- [Task prompt]: Search the listing for the string "page" and copy every line that contains it.
━━━━
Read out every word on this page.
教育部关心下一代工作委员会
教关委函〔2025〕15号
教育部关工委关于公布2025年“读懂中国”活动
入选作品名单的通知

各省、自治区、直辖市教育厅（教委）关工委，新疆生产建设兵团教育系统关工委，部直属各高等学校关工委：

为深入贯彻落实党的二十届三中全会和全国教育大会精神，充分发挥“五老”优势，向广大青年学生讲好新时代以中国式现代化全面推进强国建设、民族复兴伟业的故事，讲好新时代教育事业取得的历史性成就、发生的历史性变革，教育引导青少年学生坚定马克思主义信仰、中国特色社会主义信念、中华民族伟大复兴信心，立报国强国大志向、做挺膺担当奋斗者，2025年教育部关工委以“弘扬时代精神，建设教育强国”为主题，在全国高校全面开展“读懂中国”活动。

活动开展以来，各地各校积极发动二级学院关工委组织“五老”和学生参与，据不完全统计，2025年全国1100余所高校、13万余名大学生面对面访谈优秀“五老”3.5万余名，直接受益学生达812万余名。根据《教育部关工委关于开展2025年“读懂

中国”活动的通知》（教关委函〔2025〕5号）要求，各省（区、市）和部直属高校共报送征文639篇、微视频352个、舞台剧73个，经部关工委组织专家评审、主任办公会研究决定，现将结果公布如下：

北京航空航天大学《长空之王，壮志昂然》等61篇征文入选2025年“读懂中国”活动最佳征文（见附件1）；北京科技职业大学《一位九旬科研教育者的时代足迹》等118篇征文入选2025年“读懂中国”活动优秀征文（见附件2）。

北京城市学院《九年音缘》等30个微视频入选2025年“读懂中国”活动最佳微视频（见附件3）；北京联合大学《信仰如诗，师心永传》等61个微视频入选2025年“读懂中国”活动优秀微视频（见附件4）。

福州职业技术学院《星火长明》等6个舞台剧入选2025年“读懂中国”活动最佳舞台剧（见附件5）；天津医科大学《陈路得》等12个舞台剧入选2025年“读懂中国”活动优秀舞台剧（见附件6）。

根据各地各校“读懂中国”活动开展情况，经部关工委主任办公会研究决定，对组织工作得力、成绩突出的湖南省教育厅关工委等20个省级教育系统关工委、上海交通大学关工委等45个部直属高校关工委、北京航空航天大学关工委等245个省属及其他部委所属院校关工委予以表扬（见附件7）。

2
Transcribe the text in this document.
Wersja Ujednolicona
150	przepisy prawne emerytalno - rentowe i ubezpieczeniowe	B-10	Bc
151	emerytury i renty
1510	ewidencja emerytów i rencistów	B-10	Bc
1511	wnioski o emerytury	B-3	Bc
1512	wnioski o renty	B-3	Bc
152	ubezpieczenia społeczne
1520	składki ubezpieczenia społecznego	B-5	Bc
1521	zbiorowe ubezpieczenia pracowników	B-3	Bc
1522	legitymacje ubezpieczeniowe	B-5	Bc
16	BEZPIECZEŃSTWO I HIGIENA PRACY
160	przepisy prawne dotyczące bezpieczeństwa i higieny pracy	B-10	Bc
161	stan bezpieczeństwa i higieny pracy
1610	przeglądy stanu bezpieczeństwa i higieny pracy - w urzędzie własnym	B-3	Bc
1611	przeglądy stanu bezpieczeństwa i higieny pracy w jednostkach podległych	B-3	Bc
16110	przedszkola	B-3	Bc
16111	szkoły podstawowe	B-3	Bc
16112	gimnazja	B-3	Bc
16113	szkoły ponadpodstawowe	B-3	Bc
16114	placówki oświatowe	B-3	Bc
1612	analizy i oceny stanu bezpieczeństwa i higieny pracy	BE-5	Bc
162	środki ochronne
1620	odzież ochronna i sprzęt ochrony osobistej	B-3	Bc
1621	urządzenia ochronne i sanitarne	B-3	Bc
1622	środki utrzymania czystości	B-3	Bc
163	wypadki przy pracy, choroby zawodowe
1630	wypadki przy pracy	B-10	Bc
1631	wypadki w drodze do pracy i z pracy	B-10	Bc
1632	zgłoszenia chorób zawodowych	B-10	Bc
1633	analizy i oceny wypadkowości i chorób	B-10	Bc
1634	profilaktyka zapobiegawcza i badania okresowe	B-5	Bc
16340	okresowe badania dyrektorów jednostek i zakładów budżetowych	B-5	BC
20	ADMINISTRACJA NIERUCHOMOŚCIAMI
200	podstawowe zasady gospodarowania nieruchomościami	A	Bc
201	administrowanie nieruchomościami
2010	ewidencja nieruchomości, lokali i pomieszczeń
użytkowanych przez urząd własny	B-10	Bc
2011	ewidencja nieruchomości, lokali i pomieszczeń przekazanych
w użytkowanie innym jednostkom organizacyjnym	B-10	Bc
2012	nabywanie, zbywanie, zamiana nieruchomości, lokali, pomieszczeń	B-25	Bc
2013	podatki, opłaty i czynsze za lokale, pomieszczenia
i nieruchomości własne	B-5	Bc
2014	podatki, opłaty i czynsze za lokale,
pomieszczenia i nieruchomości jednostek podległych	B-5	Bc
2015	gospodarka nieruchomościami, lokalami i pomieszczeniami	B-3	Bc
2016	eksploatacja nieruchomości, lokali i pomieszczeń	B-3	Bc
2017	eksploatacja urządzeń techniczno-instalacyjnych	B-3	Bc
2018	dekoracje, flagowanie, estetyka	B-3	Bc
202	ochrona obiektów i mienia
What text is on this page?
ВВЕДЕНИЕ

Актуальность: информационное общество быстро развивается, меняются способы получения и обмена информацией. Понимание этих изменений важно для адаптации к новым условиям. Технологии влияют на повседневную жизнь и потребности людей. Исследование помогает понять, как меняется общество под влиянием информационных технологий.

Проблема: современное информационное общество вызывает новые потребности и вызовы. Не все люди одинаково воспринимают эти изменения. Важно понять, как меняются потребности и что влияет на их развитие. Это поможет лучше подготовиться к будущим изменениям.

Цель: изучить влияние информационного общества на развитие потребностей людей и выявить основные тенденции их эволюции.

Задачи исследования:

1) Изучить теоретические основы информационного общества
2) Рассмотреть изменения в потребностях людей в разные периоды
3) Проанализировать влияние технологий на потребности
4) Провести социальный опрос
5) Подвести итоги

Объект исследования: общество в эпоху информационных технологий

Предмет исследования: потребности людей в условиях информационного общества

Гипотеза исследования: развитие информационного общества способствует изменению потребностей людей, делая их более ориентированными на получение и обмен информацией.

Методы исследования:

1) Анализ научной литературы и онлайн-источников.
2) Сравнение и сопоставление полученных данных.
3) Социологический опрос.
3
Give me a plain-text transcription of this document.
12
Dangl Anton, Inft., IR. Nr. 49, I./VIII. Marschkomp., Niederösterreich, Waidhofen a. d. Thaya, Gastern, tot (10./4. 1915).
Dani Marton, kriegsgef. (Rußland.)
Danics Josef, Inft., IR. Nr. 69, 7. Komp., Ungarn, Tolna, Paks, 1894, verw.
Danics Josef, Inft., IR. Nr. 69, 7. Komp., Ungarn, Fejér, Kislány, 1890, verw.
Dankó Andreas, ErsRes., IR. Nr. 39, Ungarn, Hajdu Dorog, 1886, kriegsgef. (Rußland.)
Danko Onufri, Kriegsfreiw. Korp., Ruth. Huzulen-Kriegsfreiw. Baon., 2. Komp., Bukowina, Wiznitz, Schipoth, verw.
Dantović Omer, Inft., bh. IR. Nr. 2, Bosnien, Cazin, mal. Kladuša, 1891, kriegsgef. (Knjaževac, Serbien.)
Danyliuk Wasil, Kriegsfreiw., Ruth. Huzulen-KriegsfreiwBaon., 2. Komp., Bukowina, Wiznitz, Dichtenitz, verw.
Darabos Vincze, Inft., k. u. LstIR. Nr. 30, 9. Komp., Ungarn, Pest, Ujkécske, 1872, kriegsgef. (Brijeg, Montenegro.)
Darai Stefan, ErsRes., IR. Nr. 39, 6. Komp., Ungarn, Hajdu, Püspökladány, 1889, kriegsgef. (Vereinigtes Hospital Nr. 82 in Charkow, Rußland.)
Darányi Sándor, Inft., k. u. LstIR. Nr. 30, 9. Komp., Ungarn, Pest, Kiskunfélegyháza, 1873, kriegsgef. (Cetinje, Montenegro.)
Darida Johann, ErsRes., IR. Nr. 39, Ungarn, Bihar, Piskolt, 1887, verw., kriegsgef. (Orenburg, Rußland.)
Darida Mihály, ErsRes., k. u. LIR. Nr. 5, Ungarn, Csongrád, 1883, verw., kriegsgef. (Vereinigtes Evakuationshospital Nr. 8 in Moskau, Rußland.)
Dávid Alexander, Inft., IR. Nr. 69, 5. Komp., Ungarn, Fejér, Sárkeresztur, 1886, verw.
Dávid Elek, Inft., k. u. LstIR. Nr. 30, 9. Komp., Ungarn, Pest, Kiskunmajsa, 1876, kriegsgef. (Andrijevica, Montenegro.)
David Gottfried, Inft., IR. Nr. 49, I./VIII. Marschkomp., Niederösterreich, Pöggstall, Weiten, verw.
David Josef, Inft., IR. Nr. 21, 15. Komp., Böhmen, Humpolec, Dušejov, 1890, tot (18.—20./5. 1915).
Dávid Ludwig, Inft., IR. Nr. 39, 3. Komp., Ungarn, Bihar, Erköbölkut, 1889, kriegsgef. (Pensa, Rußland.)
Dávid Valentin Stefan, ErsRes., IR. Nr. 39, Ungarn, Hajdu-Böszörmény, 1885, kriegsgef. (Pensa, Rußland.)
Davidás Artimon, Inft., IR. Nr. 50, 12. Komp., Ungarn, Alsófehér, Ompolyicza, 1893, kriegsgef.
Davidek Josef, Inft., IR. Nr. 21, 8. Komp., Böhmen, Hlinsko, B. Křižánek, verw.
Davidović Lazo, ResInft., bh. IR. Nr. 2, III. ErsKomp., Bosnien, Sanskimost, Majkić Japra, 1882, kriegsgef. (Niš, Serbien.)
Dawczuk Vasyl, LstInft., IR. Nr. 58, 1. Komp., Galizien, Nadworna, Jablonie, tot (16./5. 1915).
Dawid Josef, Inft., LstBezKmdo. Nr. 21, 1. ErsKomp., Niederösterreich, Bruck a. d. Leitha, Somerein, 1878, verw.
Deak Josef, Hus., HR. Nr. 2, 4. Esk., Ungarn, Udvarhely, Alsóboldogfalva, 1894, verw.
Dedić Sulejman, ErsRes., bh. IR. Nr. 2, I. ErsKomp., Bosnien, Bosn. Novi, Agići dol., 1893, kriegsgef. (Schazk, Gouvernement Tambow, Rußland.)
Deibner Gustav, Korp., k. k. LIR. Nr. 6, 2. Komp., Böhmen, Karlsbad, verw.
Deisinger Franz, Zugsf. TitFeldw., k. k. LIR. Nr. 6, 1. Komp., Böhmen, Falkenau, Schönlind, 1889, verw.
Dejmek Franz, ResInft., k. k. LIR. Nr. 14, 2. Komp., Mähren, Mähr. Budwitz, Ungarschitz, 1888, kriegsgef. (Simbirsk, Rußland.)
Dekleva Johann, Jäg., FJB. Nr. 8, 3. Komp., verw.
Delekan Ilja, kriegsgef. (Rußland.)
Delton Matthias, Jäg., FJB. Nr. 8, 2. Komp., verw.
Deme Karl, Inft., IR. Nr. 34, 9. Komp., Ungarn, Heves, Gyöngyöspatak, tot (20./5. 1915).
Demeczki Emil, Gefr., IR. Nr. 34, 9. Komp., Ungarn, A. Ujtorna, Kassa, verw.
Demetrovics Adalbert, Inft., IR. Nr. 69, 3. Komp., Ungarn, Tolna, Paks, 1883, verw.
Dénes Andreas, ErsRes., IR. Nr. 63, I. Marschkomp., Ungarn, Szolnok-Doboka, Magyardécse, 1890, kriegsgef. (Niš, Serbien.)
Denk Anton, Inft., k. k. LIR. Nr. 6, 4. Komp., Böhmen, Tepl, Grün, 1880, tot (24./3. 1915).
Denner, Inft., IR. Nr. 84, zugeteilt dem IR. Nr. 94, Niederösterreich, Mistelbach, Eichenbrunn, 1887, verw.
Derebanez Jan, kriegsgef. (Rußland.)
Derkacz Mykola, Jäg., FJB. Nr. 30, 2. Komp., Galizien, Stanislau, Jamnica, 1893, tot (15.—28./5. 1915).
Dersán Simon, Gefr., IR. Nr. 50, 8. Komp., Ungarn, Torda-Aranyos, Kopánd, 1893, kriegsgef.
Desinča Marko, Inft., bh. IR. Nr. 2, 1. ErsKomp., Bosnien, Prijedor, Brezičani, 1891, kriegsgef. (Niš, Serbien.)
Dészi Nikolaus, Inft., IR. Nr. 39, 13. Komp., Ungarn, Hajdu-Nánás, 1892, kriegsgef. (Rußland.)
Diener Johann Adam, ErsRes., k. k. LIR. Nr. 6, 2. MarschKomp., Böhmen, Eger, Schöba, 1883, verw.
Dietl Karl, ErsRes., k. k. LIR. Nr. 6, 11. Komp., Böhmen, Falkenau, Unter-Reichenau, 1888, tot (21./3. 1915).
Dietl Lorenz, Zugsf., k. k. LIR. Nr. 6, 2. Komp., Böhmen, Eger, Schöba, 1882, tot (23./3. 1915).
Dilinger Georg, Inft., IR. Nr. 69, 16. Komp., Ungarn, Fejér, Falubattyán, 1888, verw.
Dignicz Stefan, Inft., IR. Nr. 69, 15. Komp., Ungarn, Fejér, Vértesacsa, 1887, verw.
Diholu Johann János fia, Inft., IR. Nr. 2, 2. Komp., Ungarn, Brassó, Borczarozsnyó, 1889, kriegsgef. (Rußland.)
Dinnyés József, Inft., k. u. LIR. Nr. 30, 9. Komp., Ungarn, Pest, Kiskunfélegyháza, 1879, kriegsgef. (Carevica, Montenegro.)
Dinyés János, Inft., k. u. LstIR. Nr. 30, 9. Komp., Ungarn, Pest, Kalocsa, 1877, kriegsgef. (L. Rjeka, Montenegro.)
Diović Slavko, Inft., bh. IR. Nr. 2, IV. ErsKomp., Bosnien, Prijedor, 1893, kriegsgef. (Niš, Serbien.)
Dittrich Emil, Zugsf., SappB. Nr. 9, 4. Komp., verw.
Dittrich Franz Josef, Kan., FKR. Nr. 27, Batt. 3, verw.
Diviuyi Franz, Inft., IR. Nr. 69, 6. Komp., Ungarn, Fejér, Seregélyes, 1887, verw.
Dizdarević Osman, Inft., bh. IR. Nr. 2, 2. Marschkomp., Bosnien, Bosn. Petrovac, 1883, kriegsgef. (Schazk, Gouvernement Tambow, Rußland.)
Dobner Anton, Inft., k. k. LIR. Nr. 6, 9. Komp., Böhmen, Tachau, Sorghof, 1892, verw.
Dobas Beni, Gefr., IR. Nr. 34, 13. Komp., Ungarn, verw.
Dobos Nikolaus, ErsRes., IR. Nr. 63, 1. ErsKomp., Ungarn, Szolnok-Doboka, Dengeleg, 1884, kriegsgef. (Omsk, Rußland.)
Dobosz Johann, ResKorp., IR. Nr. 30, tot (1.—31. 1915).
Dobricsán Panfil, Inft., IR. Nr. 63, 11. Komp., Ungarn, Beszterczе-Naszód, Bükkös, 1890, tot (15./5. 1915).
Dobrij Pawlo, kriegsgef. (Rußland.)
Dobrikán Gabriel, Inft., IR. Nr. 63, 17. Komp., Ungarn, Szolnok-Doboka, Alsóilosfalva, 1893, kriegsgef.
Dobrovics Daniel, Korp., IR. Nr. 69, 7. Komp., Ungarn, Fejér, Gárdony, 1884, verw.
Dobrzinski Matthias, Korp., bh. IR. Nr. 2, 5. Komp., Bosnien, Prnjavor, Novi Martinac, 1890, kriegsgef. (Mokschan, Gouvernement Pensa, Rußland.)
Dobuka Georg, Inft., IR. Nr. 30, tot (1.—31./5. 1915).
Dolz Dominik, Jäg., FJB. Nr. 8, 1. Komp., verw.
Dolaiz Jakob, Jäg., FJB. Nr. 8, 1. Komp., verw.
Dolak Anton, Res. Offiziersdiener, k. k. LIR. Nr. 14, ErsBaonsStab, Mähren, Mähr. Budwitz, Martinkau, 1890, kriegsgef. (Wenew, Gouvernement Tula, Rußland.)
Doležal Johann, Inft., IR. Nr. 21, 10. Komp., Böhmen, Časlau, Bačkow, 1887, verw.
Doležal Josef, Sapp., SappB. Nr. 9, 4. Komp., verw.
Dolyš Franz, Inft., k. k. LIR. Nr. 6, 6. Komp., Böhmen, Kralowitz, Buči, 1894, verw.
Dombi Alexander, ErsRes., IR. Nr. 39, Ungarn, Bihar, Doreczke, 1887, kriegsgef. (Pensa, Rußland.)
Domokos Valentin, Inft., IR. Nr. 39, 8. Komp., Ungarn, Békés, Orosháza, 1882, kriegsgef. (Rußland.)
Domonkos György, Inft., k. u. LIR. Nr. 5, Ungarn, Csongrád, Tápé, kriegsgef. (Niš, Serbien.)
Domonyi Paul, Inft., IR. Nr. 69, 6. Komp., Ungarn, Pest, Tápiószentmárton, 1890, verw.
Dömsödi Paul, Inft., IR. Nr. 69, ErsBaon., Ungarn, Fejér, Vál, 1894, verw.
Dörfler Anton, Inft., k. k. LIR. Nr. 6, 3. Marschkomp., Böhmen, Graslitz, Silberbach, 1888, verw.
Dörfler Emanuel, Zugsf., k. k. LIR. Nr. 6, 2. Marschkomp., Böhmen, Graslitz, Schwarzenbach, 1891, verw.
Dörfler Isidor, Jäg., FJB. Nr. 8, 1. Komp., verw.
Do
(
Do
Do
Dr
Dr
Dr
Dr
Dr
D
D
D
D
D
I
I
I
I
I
━━━━
- [Answer to this task]:
Read out every word on this page.
What text is on this page?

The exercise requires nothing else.